Collected data:
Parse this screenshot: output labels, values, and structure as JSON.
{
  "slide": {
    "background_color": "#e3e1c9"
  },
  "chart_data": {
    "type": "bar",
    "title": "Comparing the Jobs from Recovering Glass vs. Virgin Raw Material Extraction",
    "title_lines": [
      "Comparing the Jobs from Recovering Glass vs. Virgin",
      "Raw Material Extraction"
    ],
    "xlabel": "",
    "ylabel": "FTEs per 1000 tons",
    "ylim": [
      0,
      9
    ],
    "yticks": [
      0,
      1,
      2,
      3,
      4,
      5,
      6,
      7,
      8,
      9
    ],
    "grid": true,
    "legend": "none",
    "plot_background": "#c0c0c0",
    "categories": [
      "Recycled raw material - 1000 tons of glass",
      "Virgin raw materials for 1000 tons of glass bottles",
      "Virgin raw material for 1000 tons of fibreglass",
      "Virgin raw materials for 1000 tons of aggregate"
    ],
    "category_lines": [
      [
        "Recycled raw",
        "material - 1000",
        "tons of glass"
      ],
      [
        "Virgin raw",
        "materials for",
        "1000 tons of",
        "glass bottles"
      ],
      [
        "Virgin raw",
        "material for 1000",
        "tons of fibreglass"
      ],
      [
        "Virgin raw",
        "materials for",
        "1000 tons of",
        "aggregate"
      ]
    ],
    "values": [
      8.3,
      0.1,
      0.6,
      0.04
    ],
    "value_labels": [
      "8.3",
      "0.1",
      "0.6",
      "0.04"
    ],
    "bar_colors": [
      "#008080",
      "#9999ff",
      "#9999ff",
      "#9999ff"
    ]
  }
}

* * *

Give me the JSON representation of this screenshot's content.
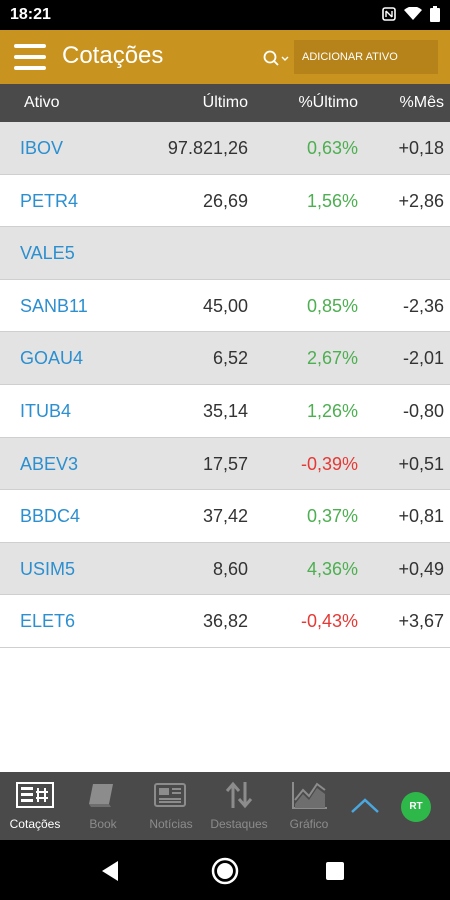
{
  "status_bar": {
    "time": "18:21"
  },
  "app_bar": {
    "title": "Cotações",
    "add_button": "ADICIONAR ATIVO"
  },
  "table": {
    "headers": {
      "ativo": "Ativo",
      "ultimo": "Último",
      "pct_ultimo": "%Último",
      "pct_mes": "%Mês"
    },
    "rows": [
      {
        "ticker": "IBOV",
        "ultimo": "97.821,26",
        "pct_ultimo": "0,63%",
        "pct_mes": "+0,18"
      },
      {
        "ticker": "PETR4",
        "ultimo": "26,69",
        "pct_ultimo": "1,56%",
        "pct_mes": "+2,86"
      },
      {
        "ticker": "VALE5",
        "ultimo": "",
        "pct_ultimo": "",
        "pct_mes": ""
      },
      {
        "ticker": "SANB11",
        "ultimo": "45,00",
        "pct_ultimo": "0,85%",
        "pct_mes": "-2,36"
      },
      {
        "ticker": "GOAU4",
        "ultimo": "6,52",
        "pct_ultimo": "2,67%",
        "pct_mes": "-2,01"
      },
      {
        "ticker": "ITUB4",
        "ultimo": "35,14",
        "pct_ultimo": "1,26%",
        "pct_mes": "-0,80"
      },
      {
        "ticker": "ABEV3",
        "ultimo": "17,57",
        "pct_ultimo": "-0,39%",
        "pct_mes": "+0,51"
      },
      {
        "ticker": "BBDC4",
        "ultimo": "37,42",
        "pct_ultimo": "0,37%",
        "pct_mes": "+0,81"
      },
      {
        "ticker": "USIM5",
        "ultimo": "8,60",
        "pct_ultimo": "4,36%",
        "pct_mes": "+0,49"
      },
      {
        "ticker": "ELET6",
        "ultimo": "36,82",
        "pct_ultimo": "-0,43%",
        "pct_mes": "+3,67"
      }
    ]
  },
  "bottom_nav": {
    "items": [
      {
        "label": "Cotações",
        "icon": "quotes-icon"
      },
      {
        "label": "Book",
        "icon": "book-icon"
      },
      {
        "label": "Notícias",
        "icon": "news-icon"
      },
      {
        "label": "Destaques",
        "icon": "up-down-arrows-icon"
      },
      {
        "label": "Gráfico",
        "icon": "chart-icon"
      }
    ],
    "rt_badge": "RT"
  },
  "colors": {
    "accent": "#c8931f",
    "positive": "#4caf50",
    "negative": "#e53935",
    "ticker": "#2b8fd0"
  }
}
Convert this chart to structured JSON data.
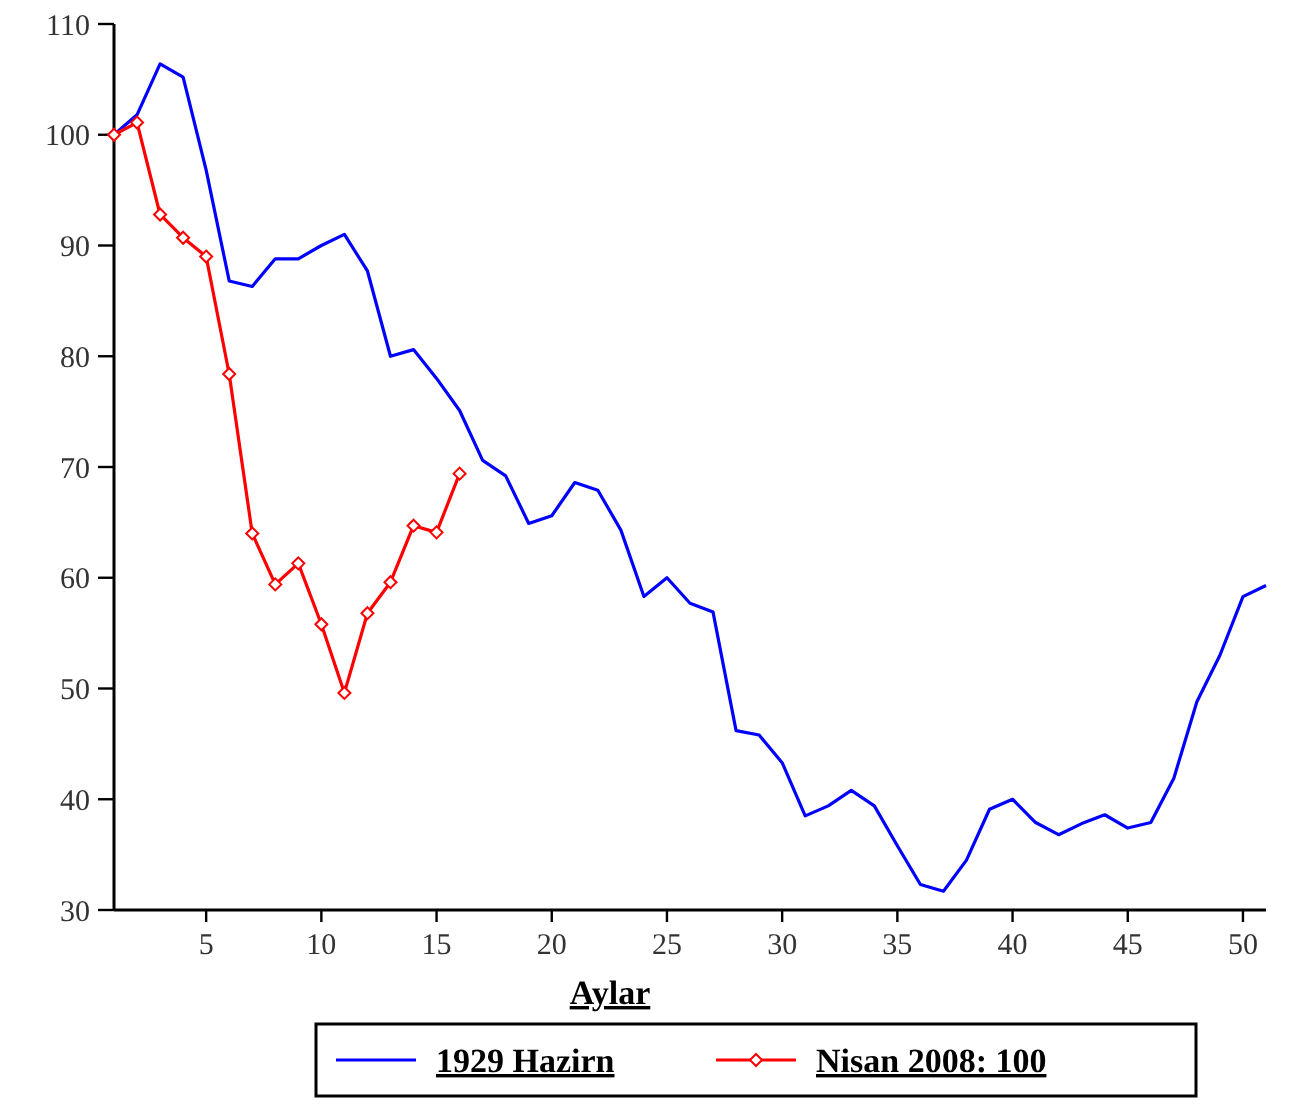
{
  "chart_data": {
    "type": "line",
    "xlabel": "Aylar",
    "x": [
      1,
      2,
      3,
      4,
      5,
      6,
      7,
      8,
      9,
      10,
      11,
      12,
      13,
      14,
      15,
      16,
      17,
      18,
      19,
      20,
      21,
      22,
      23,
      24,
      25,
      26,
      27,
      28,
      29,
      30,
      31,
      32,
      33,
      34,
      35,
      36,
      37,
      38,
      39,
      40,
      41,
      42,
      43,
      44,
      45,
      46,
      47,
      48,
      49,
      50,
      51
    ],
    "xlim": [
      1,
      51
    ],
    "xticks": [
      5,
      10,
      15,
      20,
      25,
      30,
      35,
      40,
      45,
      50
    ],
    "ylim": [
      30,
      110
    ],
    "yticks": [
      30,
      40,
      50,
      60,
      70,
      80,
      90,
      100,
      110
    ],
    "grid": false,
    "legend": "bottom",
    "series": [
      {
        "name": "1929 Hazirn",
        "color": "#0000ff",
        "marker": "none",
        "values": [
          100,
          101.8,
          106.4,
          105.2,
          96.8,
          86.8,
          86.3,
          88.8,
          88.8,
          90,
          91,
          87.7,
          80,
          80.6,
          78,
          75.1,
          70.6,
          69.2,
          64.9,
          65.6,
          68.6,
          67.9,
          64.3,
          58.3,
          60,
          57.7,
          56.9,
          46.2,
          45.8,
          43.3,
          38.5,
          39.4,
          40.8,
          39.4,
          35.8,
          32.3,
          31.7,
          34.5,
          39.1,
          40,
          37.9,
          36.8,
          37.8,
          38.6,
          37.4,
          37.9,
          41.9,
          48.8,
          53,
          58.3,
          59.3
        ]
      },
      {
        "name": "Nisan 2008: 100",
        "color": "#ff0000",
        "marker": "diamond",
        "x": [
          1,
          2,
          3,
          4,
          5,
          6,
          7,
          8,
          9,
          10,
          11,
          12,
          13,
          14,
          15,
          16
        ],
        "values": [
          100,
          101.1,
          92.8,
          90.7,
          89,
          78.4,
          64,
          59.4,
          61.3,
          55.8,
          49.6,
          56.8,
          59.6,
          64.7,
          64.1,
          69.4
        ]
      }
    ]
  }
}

YOUR GOAL. Show every line that contains the word "aggregate".

SOLUTION FOR THIS EXERCISE.
      "Virgin raw materials for 1000 tons of aggregate"
        "aggregate"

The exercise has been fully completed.